WRITTEN PROBLEM
Return all the entries exactly, keeping pictures out.

DATA EXCERPTS

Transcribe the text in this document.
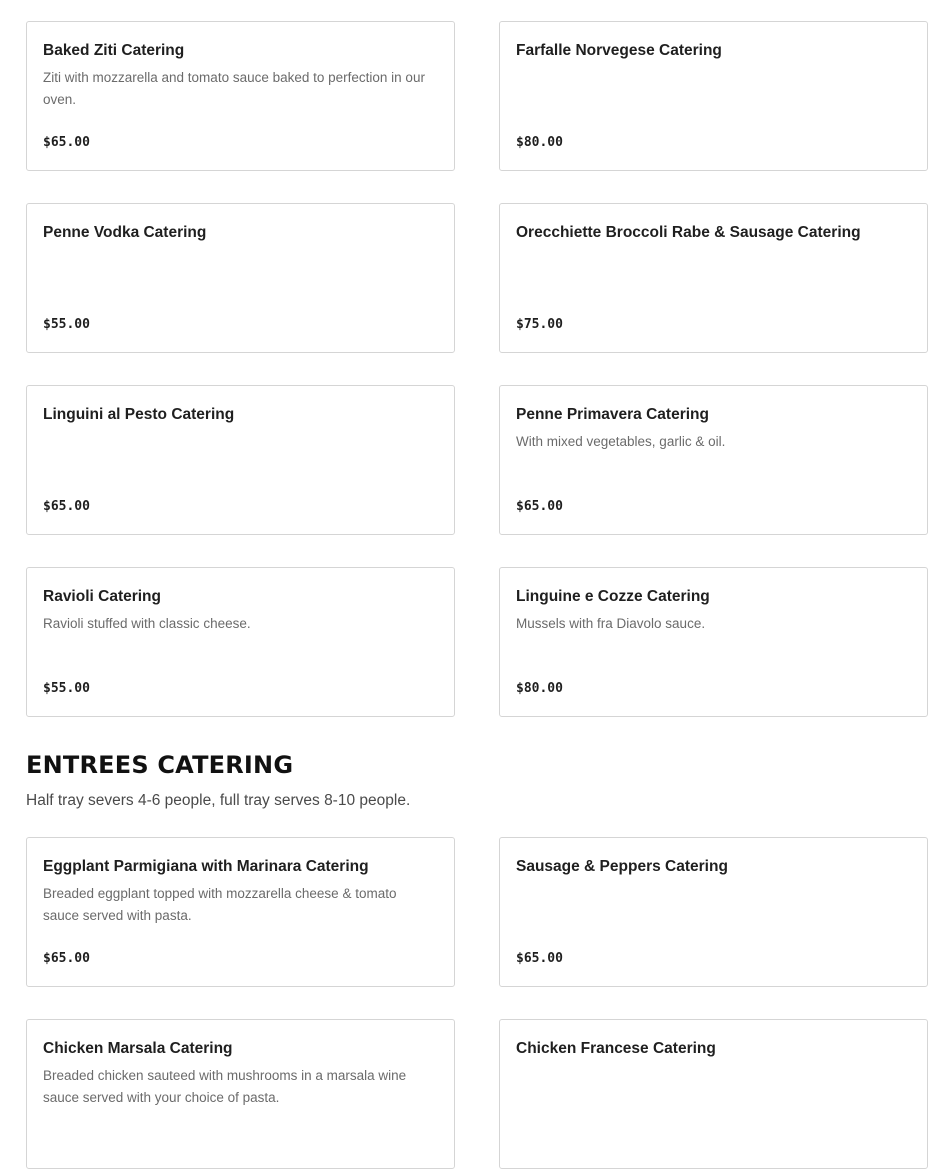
Baked Ziti Catering
Ziti with mozzarella and tomato sauce baked to perfection in our oven.
$65.00
Farfalle Norvegese Catering
$80.00
Penne Vodka Catering
$55.00
Orecchiette Broccoli Rabe & Sausage Catering
$75.00
Linguini al Pesto Catering
$65.00
Penne Primavera Catering
With mixed vegetables, garlic & oil.
$65.00
Ravioli Catering
Ravioli stuffed with classic cheese.
$55.00
Linguine e Cozze Catering
Mussels with fra Diavolo sauce.
$80.00
ENTREES CATERING

Half tray severs 4-6 people, full tray serves 8-10 people.

Eggplant Parmigiana with Marinara Catering
Breaded eggplant topped with mozzarella cheese & tomato sauce served with pasta.
$65.00
Sausage & Peppers Catering
$65.00
Chicken Marsala Catering
Breaded chicken sauteed with mushrooms in a marsala wine sauce served with your choice of pasta.
Chicken Francese Catering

RESPONSE TO THE EXERCISE
Transcribe the text in this document.
Baked Ziti Catering
Ziti with mozzarella and tomato sauce baked to perfection in our oven.
$65.00
Farfalle Norvegese Catering
$80.00
Penne Vodka Catering
$55.00
Orecchiette Broccoli Rabe & Sausage Catering
$75.00
Linguini al Pesto Catering
$65.00
Penne Primavera Catering
With mixed vegetables, garlic & oil.
$65.00
Ravioli Catering
Ravioli stuffed with classic cheese.
$55.00
Linguine e Cozze Catering
Mussels with fra Diavolo sauce.
$80.00
ENTREES CATERING

Half tray severs 4-6 people, full tray serves 8-10 people.

Eggplant Parmigiana with Marinara Catering
Breaded eggplant topped with mozzarella cheese & tomato sauce served with pasta.
$65.00
Sausage & Peppers Catering
$65.00
Chicken Marsala Catering
Breaded chicken sauteed with mushrooms in a marsala wine sauce served with your choice of pasta.
Chicken Francese Catering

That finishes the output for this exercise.